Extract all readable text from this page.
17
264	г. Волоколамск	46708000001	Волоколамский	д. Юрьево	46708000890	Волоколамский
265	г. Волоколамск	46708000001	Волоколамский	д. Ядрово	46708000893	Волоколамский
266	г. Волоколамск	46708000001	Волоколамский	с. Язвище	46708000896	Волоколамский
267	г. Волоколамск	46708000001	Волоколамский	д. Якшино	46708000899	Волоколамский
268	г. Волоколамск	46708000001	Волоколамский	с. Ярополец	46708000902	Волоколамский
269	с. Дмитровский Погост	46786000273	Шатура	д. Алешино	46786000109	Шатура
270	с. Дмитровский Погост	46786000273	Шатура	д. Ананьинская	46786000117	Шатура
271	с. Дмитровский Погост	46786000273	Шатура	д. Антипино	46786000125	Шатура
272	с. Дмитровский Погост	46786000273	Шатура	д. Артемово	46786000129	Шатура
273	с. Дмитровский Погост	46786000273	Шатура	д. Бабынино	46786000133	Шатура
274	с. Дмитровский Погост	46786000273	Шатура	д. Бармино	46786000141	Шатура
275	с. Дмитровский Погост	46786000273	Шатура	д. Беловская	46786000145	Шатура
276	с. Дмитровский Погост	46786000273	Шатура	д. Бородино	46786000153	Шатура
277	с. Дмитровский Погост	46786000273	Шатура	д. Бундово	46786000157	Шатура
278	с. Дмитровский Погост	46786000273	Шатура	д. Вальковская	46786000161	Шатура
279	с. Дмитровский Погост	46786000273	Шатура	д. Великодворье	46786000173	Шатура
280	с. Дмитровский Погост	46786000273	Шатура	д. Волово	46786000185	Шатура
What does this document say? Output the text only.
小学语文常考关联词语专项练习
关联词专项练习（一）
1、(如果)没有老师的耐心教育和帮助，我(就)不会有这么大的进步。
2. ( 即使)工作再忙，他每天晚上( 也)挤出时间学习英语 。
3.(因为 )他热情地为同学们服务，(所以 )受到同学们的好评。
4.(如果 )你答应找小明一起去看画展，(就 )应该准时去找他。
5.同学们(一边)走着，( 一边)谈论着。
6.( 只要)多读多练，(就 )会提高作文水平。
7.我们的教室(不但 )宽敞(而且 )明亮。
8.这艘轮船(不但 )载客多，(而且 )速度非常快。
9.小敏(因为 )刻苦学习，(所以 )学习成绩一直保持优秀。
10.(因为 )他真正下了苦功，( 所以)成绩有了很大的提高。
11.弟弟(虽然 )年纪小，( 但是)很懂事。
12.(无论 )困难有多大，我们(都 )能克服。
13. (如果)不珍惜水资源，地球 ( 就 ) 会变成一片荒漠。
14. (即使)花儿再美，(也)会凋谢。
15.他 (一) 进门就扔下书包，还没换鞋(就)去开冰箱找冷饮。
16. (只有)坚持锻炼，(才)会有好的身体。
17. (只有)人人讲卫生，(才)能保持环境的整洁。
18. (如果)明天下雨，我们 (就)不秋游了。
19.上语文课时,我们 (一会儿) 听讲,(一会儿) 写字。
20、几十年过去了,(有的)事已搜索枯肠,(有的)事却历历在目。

☆ ☆ ☆ ☆ ☆

Given exercise: Count the lines in the entries that hold the word "Волоколамск", and give nothing but the total.

Written solution: 5